━━ Provided material
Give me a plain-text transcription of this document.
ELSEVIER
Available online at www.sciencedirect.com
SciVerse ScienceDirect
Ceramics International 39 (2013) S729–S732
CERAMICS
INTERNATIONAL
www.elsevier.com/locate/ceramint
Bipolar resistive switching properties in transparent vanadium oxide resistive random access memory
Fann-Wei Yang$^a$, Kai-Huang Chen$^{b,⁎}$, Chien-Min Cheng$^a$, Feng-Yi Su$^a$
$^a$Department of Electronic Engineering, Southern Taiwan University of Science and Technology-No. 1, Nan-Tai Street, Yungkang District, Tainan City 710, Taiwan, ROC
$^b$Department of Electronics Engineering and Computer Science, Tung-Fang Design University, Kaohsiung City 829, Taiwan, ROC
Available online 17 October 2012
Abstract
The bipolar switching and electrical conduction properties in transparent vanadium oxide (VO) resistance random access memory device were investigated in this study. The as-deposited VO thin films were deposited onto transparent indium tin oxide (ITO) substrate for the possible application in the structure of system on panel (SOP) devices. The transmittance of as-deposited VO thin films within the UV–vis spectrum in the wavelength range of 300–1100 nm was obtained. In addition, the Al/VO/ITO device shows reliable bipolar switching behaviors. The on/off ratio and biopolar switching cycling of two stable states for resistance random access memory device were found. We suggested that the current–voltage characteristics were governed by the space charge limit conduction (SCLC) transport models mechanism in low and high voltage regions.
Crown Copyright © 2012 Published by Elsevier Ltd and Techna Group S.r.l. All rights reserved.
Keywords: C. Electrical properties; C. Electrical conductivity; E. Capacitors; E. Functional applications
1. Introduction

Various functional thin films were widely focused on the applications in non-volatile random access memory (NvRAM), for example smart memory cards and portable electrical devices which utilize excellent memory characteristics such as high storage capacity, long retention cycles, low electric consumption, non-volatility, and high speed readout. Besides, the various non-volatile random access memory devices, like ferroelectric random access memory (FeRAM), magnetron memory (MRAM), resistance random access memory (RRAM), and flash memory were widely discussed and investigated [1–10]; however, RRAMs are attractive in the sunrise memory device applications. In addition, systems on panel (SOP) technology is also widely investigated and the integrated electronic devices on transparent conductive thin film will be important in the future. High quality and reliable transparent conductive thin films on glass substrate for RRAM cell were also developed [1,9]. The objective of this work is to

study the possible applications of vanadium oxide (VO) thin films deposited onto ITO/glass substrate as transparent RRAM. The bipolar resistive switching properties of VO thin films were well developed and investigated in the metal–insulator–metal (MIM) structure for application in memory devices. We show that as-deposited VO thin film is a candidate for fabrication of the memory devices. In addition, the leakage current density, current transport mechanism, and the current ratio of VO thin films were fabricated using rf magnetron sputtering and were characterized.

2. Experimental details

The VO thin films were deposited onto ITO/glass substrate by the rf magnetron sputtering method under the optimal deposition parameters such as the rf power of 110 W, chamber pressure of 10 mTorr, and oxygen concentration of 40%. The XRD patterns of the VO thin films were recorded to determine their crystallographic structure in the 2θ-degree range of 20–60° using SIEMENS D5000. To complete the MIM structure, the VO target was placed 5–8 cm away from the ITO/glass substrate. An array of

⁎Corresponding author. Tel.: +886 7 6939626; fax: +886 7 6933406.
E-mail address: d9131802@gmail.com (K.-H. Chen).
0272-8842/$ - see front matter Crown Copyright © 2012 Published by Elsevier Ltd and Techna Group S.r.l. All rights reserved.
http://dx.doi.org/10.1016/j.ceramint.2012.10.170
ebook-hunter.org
━━━━
- What is required -
List each line holding the string "ceramint".

- Output for this task -
www.elsevier.com/locate/ceramint
http://dx.doi.org/10.1016/j.ceramint.2012.10.170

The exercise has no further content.